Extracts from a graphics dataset
========

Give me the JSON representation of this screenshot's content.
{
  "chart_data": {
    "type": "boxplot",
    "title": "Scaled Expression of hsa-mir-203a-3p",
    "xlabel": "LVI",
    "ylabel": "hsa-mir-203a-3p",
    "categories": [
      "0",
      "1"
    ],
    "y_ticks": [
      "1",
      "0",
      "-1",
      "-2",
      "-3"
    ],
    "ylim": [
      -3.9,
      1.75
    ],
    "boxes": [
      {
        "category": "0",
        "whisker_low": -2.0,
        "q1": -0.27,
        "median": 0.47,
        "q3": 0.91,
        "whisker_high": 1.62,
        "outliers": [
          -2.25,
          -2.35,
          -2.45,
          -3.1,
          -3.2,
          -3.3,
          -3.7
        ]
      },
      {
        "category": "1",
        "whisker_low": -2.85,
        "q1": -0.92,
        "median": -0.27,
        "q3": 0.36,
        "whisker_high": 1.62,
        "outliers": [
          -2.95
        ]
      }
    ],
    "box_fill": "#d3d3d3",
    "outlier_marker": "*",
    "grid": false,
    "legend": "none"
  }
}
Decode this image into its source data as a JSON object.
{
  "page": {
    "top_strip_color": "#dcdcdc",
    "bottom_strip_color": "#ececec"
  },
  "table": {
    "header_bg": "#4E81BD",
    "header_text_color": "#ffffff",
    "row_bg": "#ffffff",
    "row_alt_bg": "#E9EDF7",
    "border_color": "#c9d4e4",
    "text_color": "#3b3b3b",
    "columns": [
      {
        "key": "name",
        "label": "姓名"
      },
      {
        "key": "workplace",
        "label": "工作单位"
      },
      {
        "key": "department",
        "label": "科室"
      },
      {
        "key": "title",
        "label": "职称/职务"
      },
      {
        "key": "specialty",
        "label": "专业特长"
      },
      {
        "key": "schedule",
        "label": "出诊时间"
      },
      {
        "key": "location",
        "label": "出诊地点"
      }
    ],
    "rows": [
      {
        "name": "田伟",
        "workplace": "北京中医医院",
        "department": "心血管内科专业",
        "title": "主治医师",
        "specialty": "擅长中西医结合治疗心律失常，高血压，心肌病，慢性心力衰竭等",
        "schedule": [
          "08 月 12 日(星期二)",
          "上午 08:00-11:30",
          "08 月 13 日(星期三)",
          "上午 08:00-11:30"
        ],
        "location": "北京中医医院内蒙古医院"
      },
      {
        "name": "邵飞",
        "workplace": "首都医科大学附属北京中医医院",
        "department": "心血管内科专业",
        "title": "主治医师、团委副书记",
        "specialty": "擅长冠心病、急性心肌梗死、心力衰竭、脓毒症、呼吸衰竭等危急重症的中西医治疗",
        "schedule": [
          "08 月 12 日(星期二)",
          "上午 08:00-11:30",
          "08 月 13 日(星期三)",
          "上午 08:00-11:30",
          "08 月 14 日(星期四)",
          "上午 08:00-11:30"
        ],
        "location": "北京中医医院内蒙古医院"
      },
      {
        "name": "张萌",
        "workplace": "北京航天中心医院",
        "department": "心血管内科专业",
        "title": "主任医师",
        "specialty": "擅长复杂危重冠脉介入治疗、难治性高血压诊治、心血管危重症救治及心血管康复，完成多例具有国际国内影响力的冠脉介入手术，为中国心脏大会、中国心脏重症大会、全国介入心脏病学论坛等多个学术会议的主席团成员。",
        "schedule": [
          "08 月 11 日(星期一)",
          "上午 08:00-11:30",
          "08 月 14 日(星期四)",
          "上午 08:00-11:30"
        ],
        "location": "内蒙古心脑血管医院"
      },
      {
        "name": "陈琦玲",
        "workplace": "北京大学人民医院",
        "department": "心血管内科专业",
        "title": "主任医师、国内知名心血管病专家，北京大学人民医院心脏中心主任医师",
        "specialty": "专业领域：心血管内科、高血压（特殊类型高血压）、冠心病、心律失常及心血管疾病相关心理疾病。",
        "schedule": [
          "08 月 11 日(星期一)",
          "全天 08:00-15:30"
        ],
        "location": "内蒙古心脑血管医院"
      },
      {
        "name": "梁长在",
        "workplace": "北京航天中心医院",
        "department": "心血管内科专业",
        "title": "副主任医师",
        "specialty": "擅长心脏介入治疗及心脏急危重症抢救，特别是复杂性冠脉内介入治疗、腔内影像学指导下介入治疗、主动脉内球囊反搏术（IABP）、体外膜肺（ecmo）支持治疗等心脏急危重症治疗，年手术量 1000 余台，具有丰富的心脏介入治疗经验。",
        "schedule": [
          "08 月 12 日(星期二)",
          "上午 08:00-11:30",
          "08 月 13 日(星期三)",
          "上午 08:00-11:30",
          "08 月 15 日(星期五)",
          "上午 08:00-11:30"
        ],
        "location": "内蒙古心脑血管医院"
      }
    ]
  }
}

========

Check each line above for the string "workplace", then copy the ones that have it.

EXERCISE OUTPUT:
        "key": "workplace",
        "workplace": "北京中医医院",
        "workplace": "首都医科大学附属北京中医医院",
        "workplace": "北京航天中心医院",
        "workplace": "北京大学人民医院",
        "workplace": "北京航天中心医院",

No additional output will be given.